··· Working data
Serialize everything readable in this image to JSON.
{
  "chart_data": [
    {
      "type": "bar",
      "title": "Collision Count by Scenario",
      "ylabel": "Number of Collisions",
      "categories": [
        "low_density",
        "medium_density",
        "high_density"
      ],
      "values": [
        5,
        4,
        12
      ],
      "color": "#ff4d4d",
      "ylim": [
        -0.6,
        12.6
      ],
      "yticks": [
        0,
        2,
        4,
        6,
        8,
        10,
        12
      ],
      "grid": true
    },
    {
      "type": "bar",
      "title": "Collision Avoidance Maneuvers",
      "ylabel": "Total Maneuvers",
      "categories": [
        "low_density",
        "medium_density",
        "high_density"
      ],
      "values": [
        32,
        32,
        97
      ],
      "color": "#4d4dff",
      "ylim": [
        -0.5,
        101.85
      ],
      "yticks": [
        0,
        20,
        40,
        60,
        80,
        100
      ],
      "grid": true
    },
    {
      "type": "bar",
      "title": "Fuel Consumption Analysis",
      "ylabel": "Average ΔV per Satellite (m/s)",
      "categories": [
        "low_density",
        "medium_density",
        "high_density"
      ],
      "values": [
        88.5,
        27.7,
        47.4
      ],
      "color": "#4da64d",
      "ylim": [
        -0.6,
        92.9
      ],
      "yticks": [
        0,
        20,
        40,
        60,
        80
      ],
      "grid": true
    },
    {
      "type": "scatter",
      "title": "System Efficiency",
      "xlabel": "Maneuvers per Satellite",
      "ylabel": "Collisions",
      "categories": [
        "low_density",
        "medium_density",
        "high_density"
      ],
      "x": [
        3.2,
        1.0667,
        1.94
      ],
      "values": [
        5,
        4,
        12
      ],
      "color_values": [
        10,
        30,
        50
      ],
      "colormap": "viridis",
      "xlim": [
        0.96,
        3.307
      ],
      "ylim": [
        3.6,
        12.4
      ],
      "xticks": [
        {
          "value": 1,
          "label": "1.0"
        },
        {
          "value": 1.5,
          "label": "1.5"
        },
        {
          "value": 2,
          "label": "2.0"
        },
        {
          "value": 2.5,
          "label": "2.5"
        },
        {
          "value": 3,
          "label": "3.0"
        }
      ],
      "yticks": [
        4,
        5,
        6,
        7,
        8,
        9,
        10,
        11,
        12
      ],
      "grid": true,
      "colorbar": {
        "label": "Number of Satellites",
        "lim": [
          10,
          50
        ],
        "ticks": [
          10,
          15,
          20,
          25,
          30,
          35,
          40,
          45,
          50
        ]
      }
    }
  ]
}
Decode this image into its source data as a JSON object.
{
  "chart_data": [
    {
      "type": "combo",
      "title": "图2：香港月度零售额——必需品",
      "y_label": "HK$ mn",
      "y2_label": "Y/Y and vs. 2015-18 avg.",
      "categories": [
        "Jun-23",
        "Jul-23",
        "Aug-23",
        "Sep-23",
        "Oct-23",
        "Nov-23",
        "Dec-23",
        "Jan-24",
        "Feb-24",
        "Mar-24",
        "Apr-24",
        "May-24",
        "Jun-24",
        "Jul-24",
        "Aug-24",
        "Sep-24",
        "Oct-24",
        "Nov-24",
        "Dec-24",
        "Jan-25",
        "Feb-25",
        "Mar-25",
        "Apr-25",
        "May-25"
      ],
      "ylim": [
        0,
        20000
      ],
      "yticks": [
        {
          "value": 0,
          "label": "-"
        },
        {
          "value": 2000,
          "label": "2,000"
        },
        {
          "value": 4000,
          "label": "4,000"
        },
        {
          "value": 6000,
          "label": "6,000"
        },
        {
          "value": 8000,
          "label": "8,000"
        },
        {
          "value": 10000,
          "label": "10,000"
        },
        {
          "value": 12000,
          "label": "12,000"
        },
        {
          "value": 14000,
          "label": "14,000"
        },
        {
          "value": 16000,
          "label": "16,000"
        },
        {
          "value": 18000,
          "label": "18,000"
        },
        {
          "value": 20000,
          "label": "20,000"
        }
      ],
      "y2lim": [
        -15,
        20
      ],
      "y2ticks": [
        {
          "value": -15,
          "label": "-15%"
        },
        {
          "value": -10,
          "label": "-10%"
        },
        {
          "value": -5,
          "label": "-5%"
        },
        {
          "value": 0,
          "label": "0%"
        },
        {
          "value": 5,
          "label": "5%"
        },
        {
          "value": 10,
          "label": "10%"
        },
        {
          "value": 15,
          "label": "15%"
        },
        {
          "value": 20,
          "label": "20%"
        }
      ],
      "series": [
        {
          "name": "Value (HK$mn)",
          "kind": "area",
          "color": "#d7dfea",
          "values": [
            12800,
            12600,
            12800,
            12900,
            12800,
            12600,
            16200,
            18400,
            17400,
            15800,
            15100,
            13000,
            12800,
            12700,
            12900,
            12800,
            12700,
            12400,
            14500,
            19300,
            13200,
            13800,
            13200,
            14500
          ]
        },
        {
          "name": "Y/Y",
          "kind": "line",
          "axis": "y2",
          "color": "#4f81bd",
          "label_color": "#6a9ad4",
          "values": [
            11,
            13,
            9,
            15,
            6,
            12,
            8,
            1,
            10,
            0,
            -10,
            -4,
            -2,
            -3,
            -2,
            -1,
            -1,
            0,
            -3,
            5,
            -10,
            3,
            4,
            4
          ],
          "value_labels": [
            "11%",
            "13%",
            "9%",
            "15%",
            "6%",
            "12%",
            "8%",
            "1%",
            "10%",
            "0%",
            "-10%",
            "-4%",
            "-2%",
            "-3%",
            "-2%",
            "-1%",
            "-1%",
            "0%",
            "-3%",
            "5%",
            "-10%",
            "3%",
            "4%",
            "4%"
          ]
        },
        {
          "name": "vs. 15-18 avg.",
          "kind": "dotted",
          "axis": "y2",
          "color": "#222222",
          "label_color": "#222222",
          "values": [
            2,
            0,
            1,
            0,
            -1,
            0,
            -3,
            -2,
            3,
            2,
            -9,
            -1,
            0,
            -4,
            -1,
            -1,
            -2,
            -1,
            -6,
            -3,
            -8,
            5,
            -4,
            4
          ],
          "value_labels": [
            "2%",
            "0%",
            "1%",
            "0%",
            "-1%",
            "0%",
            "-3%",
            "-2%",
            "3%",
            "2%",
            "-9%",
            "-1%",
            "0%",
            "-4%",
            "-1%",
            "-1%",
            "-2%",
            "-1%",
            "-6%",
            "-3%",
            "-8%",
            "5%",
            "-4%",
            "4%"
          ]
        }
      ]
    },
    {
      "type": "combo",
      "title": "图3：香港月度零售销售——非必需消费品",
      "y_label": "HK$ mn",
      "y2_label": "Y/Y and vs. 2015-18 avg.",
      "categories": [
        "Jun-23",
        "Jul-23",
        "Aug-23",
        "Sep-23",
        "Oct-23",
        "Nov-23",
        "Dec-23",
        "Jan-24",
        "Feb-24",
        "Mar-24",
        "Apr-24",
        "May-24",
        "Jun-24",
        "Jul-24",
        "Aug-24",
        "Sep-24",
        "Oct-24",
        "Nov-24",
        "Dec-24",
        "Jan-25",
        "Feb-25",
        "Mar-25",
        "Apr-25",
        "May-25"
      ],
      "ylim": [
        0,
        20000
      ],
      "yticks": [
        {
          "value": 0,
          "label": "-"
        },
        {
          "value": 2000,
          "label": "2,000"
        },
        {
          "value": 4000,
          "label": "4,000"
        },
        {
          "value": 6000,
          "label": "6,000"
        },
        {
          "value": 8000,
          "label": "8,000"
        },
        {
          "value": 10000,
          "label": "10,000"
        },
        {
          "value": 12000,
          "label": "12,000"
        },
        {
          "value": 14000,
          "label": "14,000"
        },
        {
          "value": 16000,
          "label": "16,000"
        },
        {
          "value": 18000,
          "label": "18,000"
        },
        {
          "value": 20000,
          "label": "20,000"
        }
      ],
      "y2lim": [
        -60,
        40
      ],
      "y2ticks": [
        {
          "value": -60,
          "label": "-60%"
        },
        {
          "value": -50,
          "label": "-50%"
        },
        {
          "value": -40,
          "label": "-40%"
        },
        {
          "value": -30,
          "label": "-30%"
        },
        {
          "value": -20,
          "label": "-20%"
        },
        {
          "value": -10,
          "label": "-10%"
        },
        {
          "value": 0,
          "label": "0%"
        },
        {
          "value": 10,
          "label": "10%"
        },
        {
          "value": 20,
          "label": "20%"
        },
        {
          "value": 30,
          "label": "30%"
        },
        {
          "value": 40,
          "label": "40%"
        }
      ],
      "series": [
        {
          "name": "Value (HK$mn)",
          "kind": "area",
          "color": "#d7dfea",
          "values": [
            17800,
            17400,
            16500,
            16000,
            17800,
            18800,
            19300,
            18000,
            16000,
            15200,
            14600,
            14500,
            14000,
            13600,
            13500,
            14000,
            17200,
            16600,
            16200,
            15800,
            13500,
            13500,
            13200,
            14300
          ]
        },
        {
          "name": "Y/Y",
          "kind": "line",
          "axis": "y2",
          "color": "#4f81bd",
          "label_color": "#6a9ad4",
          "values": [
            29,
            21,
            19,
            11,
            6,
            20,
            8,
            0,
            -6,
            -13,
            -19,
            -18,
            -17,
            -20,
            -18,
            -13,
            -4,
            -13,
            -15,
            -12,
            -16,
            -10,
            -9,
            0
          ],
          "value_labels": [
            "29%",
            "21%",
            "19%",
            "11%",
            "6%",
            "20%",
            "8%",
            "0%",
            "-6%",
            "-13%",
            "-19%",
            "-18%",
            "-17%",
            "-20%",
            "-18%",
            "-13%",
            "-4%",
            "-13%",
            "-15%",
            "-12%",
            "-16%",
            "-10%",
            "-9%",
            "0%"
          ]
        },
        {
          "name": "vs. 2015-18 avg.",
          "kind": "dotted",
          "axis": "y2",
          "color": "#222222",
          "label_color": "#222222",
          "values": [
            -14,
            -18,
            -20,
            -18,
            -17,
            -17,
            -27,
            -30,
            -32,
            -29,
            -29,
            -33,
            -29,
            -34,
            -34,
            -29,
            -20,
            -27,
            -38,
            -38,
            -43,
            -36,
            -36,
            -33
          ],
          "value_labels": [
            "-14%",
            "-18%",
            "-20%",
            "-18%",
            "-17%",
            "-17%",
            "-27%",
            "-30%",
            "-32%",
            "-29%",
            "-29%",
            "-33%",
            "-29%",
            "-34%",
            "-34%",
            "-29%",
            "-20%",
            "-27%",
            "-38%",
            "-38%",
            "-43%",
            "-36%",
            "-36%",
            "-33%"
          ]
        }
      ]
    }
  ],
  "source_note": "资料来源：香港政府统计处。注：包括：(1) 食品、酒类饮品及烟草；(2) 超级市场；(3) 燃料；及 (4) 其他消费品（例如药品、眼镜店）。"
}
······
> _Work to be completed_
Reproduce every line from the entries that holds the word "JSON".

> _Exercise output_
Serialize everything readable in this image to JSON.
Decode this image into its source data as a JSON object.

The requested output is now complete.